WHAT YOU NEED TO DO:
Identify the lines that contain the string "Code" and copy all of them.

## begin TASK MATERIAL

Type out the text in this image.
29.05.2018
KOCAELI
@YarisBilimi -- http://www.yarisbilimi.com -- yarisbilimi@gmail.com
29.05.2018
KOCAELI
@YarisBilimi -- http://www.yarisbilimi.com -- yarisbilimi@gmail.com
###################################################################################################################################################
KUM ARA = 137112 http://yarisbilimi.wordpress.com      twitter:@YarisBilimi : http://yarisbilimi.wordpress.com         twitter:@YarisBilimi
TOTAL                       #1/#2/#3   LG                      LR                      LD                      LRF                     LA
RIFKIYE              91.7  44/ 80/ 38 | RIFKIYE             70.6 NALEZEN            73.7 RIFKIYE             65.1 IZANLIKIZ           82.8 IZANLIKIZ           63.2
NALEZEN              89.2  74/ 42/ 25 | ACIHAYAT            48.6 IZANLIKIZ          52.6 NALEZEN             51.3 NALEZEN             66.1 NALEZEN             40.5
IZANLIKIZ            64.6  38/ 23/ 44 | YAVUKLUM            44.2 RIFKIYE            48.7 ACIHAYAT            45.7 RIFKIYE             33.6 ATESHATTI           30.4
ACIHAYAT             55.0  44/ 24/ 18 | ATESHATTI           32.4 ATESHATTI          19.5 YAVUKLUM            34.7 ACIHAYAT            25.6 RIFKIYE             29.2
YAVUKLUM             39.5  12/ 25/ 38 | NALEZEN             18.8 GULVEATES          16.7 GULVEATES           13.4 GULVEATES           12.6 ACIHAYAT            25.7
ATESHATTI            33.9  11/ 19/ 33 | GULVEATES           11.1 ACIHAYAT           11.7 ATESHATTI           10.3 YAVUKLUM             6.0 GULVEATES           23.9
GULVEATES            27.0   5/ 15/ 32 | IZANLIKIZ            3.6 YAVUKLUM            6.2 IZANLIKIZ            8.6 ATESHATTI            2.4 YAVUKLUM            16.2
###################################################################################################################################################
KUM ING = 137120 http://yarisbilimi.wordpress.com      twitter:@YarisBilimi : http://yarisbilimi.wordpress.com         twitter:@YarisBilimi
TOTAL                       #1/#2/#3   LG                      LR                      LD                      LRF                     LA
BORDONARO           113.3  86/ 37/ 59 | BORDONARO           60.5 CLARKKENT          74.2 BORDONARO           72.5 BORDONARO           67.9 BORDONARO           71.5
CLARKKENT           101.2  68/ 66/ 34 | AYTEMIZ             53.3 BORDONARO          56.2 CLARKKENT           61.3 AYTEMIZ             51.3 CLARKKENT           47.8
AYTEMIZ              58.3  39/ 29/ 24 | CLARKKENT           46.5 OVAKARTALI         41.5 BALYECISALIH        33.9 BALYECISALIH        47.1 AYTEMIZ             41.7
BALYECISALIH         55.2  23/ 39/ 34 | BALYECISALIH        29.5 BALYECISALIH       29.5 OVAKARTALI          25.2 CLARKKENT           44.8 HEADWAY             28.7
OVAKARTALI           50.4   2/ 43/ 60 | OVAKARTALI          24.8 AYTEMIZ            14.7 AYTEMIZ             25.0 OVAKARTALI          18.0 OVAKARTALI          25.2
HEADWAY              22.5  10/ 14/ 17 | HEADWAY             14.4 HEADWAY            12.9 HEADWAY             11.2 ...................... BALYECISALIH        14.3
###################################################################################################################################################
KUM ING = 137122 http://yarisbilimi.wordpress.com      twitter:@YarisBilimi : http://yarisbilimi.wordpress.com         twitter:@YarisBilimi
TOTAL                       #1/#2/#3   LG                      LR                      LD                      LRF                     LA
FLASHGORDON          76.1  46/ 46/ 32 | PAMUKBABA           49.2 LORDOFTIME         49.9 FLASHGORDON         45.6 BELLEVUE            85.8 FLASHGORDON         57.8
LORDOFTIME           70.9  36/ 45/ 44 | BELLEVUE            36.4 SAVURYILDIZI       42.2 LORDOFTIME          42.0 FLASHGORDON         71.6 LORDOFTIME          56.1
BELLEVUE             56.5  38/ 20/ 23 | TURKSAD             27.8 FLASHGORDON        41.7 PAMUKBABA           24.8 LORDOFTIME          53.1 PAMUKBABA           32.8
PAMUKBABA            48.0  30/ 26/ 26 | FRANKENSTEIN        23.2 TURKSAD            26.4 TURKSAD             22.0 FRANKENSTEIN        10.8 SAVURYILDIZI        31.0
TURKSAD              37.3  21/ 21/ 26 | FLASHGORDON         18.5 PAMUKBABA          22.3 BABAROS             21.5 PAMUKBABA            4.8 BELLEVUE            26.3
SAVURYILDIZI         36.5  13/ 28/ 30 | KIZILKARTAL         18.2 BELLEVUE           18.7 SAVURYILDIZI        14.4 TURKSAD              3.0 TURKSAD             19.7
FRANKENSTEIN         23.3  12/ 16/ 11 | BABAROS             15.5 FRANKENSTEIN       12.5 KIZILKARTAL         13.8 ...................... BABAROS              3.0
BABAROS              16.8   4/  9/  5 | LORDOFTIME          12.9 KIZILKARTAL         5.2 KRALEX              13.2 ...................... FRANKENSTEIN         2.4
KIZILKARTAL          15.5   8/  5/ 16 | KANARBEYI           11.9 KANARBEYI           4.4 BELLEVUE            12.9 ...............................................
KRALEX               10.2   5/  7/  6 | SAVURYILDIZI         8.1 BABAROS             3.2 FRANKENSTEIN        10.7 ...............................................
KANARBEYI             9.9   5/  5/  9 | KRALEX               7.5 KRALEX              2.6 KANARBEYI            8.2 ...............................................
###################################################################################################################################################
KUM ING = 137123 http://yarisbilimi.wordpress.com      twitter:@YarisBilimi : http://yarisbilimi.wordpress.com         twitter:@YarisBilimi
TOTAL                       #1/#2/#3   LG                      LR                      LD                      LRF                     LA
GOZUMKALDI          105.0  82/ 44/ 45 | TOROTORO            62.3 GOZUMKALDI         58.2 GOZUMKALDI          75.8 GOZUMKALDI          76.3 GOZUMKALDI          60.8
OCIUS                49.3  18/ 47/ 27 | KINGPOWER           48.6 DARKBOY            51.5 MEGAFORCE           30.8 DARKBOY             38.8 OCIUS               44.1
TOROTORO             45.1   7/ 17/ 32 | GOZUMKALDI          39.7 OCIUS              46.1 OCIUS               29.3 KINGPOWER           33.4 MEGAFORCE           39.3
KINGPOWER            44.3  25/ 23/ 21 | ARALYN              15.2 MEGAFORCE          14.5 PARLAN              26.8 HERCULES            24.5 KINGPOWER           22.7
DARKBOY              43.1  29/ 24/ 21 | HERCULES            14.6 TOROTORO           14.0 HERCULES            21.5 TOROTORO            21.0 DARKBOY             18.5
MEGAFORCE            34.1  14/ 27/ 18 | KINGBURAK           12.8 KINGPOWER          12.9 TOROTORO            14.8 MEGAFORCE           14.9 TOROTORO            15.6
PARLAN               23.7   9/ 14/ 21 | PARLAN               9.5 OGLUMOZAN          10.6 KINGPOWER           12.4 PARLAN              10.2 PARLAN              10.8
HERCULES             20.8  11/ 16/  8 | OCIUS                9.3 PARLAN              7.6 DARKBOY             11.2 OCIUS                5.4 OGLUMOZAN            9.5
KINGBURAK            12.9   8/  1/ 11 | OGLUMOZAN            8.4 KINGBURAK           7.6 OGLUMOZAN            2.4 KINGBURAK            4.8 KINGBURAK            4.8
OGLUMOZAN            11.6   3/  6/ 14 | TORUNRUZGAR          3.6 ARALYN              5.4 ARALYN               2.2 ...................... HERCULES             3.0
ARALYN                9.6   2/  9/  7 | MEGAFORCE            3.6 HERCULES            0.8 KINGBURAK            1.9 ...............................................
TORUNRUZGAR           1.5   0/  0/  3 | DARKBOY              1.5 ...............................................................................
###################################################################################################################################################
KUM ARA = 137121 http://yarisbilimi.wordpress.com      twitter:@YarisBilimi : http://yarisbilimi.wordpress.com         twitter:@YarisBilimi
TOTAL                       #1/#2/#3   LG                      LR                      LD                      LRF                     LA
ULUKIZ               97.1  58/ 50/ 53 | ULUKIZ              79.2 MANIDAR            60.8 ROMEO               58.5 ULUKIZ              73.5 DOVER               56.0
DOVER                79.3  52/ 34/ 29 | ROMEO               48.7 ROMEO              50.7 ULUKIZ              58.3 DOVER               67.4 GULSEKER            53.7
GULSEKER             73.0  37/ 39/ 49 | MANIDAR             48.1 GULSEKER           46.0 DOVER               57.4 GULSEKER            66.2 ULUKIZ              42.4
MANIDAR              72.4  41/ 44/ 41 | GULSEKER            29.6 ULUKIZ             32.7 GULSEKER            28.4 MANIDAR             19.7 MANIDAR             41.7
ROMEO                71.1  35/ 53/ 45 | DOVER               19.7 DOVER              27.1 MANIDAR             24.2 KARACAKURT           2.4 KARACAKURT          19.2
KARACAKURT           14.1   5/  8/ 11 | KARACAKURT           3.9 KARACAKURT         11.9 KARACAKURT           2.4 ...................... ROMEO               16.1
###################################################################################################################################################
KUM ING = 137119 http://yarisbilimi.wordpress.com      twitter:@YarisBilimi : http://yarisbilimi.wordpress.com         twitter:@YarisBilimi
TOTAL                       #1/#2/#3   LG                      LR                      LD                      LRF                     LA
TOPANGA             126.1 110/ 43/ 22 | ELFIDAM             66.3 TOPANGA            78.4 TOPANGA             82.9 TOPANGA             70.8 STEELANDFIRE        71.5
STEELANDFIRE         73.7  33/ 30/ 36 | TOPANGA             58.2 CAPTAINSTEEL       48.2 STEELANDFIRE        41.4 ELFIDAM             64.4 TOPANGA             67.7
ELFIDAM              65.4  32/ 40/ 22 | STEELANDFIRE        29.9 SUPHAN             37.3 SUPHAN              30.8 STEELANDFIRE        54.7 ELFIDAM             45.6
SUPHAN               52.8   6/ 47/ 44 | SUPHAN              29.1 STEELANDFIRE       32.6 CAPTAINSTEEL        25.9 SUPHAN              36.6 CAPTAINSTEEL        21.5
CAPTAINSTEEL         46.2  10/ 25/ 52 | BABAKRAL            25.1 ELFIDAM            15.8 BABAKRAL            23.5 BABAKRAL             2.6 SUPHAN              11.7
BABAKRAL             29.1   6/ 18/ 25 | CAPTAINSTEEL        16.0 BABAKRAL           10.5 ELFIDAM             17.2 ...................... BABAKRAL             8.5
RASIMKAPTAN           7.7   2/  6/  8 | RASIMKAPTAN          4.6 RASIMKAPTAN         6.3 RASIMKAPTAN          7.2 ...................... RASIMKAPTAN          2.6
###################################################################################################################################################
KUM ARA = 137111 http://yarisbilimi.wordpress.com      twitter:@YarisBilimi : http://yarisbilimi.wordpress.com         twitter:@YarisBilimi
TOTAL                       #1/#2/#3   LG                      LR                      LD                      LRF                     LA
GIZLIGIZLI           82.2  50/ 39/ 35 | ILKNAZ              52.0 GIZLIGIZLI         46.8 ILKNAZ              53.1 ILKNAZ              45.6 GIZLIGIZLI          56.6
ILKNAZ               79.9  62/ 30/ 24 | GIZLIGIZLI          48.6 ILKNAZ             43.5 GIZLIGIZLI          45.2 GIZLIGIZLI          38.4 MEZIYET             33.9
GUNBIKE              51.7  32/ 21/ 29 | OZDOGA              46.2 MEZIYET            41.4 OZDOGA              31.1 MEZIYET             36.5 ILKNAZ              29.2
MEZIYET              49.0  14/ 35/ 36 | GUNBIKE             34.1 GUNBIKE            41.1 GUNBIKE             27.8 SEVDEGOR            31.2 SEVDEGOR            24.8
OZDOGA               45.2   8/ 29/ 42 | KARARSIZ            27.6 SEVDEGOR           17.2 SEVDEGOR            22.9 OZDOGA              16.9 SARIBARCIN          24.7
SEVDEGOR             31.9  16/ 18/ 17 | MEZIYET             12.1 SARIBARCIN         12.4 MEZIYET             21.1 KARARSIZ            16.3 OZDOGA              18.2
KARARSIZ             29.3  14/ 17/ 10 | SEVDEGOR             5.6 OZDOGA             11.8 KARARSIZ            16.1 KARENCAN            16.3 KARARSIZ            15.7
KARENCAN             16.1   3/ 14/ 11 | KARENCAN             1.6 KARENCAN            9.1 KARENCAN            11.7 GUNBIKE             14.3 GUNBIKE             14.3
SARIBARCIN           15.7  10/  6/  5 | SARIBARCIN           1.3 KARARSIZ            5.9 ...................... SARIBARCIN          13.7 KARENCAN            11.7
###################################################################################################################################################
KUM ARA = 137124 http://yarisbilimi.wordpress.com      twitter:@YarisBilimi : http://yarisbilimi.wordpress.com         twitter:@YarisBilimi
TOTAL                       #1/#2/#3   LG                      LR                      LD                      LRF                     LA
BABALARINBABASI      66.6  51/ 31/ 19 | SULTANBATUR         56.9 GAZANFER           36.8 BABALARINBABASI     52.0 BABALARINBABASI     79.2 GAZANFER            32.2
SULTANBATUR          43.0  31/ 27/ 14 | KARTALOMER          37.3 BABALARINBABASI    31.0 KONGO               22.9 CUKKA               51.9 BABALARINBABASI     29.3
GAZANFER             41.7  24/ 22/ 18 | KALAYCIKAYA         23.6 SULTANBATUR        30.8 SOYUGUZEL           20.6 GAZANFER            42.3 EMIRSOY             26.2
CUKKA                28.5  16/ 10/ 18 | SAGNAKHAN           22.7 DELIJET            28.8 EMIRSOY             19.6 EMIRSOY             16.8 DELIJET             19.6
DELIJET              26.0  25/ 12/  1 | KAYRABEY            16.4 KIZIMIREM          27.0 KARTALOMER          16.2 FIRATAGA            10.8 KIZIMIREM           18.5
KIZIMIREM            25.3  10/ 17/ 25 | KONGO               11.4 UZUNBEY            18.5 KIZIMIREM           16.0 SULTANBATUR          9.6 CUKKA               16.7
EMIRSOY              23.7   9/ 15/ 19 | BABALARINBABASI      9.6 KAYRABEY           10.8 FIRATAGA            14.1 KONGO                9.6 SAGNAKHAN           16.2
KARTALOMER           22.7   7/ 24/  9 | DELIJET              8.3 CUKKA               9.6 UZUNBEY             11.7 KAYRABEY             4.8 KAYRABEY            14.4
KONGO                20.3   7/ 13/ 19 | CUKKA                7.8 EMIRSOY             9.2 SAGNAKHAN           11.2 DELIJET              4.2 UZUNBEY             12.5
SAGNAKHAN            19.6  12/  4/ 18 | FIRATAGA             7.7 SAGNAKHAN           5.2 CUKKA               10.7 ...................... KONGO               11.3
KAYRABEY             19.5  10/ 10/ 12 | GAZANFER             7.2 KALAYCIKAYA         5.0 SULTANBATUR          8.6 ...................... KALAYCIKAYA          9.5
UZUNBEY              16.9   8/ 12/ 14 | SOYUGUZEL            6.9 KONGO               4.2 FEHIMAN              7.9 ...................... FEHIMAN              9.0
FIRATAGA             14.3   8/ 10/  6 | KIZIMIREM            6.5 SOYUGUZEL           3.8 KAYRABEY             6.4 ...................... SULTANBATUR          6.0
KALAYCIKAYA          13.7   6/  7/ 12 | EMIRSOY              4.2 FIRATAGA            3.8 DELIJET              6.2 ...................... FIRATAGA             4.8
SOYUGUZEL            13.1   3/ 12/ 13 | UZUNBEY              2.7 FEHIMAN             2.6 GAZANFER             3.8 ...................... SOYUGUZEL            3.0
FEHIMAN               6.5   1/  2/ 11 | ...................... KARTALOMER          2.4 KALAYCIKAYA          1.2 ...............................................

## end TASK MATERIAL
## begin TASK MATERIAL

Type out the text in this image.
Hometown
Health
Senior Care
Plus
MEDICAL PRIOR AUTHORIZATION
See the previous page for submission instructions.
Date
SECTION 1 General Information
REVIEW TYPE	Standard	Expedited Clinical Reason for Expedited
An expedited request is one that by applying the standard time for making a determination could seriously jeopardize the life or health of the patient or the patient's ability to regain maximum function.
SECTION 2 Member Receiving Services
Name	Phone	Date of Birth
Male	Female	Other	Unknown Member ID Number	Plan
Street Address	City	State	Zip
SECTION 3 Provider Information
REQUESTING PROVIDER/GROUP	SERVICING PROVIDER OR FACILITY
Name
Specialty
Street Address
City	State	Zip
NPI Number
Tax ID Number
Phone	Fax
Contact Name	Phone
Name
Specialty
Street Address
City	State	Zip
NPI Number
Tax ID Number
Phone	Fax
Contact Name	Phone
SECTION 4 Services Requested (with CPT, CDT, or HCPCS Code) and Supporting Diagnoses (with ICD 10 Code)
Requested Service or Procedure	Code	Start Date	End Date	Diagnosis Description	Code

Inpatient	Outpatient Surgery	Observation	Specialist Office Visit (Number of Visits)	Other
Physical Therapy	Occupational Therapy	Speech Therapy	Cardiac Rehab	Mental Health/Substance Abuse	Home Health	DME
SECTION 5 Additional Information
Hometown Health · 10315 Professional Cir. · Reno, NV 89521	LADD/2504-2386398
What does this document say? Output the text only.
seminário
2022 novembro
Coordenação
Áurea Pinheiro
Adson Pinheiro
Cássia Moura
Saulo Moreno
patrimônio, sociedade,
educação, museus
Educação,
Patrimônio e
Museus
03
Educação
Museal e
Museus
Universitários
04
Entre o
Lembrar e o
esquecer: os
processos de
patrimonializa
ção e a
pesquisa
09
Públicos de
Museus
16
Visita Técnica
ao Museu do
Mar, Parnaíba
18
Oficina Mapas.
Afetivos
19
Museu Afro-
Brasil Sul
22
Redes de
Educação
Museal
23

## end TASK MATERIAL

THE ANSWER:
SECTION 4 Services Requested (with CPT, CDT, or HCPCS Code) and Supporting Diagnoses (with ICD 10 Code)
Requested Service or Procedure	Code	Start Date	End Date	Diagnosis Description	Code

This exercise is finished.